start

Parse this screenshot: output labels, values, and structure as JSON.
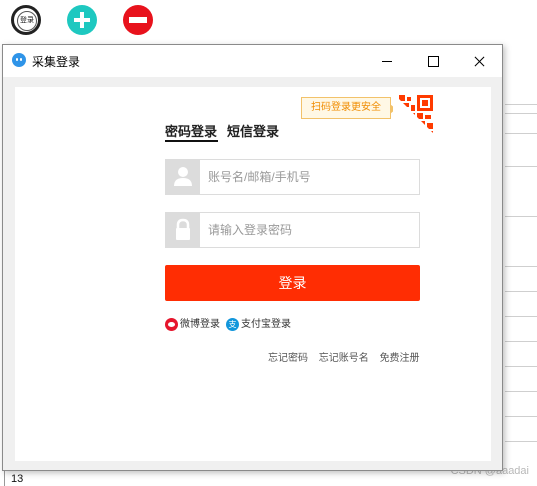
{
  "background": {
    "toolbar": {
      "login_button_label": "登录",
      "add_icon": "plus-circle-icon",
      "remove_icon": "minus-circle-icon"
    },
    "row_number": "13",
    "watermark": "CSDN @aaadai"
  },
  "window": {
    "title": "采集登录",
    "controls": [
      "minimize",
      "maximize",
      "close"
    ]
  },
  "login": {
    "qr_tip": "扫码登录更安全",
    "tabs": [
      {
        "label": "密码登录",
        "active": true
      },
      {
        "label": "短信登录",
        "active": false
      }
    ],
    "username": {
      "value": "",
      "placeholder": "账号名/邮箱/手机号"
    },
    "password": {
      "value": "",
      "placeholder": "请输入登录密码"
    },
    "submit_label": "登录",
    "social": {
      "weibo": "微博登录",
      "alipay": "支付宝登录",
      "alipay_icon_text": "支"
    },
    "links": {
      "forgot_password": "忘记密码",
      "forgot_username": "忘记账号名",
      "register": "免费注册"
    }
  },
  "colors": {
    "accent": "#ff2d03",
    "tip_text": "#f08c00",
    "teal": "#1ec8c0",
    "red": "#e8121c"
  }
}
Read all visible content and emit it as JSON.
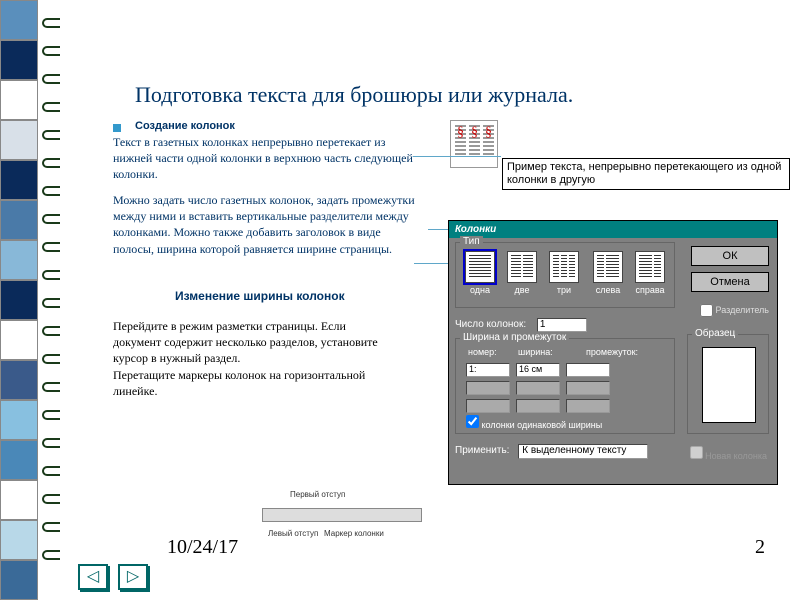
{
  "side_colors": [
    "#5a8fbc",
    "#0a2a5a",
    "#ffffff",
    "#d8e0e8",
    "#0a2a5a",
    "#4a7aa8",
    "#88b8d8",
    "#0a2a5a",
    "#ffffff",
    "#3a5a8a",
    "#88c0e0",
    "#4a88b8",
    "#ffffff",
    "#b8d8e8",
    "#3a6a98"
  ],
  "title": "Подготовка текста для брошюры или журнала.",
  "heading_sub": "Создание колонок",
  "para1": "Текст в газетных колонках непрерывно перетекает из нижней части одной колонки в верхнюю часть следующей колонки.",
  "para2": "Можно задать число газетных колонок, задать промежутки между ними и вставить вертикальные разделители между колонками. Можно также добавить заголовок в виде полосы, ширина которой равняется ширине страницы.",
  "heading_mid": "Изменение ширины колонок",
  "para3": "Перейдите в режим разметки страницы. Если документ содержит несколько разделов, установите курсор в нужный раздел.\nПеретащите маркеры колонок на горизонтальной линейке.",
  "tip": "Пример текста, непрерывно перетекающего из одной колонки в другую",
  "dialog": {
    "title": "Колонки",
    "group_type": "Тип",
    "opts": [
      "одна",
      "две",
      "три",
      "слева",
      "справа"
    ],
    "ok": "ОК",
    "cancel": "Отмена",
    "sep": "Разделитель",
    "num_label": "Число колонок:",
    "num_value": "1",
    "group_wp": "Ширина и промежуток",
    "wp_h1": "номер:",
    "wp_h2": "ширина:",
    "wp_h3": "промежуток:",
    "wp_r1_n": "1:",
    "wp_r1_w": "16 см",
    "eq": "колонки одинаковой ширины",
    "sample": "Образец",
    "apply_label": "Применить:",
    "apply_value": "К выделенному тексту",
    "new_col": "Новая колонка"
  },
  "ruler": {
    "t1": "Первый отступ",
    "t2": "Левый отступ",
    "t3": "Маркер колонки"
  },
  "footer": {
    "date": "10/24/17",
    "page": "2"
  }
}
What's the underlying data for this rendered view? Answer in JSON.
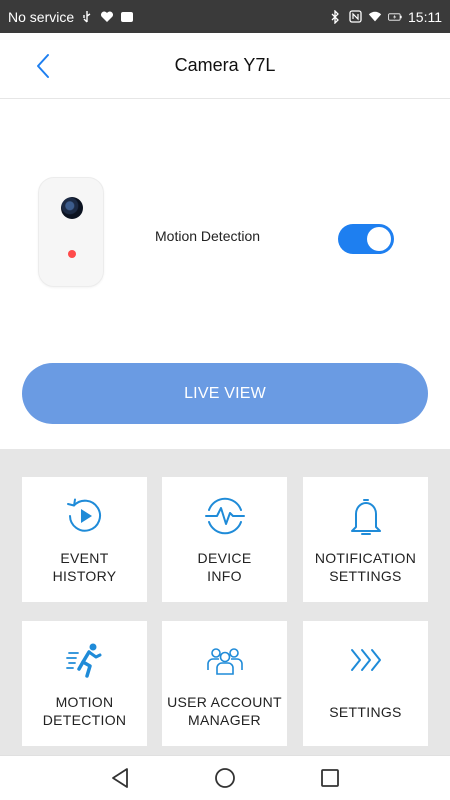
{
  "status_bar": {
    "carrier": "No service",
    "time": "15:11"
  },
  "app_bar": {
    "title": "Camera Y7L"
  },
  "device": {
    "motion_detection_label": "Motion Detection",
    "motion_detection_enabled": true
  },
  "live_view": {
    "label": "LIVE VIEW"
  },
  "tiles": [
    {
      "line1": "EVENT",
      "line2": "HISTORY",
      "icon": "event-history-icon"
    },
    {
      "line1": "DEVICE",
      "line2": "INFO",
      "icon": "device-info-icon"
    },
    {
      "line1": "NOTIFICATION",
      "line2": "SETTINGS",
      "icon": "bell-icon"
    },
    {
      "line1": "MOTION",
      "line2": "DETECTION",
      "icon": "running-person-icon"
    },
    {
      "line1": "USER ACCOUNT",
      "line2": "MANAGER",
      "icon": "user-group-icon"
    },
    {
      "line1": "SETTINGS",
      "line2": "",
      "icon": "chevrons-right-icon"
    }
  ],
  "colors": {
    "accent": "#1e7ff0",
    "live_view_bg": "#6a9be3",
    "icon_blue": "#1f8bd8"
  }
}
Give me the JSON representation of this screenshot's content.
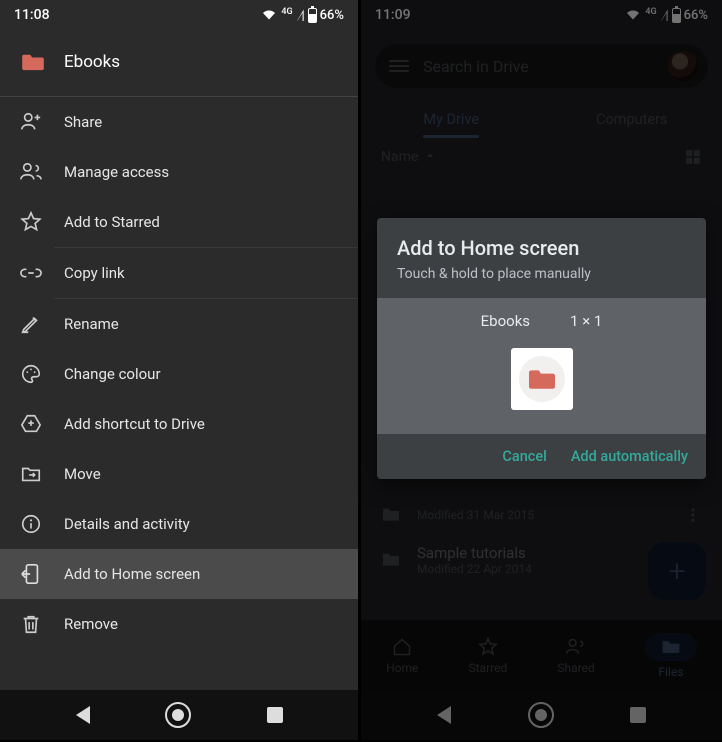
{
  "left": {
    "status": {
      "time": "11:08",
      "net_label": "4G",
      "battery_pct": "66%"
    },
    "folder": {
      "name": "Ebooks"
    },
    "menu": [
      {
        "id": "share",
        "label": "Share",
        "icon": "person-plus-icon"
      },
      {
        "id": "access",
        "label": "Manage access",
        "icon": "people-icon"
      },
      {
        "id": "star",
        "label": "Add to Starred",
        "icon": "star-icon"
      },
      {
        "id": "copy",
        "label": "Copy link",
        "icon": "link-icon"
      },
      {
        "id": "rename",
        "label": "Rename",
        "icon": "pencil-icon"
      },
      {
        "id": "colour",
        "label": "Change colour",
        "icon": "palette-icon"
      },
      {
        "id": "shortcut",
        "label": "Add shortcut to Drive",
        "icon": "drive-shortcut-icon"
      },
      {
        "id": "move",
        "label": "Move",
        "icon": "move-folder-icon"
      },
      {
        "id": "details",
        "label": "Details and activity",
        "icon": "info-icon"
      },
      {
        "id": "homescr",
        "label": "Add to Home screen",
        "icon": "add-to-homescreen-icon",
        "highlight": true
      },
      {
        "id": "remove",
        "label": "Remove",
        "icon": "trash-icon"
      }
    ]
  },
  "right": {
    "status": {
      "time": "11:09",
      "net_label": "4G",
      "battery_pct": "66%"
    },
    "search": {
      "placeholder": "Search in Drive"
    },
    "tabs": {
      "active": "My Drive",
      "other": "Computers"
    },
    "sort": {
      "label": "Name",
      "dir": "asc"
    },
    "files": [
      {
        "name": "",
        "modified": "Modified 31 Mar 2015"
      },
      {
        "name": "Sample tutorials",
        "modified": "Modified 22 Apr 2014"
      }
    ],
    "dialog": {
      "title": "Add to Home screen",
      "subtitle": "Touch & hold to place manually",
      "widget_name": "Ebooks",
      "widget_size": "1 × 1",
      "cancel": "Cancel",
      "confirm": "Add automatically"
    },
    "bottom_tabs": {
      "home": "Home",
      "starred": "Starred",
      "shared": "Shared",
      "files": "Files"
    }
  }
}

end
start

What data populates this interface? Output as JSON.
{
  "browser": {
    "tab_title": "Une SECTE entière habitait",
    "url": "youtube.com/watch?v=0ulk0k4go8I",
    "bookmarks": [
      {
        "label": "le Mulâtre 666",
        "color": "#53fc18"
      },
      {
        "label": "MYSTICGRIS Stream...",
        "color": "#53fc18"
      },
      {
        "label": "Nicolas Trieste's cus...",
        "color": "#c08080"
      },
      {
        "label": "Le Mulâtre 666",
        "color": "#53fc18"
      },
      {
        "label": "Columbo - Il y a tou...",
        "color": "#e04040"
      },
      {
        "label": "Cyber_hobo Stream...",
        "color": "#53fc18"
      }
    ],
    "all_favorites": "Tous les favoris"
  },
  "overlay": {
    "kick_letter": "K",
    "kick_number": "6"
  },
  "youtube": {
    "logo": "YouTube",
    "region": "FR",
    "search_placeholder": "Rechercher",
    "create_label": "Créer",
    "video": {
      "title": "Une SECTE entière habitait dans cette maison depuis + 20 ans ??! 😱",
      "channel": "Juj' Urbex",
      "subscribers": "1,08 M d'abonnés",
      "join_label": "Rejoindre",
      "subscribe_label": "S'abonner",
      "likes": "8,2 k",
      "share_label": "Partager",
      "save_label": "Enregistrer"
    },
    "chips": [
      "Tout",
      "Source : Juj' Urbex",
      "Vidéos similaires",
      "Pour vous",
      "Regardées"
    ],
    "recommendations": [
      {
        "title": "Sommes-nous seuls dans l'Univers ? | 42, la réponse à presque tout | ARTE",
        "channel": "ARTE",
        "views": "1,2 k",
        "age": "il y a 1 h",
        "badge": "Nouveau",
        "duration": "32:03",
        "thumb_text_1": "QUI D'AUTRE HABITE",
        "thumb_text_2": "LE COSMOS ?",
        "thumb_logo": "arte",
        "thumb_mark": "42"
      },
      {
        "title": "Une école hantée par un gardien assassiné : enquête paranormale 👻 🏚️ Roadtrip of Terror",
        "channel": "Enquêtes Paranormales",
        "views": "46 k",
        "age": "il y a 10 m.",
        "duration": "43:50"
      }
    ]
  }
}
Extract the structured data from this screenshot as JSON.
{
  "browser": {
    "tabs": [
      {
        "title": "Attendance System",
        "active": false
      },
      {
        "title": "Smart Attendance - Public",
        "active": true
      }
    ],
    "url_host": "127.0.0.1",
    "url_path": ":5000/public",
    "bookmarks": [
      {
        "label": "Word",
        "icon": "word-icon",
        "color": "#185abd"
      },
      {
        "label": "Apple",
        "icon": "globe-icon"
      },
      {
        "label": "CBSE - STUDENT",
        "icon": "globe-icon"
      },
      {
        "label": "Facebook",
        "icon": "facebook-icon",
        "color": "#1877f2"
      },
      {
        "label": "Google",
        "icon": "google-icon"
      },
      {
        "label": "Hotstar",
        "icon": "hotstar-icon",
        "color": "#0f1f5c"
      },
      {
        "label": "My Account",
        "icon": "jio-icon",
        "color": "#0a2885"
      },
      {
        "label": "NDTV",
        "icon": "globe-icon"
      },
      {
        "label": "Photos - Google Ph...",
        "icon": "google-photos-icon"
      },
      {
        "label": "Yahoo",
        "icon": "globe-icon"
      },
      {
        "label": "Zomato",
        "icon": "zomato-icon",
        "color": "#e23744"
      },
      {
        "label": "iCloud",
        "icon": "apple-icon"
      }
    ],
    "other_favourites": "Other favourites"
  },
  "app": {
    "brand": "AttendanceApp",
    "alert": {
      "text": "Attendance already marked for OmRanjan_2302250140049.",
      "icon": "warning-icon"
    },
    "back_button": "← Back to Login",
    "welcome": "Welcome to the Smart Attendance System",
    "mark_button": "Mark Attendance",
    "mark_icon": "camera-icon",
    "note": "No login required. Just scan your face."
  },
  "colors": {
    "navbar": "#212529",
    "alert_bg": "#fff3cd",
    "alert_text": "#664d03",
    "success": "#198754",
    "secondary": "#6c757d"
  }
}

end

◆ OBJECTIVE
Count how many lines in the data contain the word "person", giving the number without comment.

◆ EXERCISE SOLUTION
2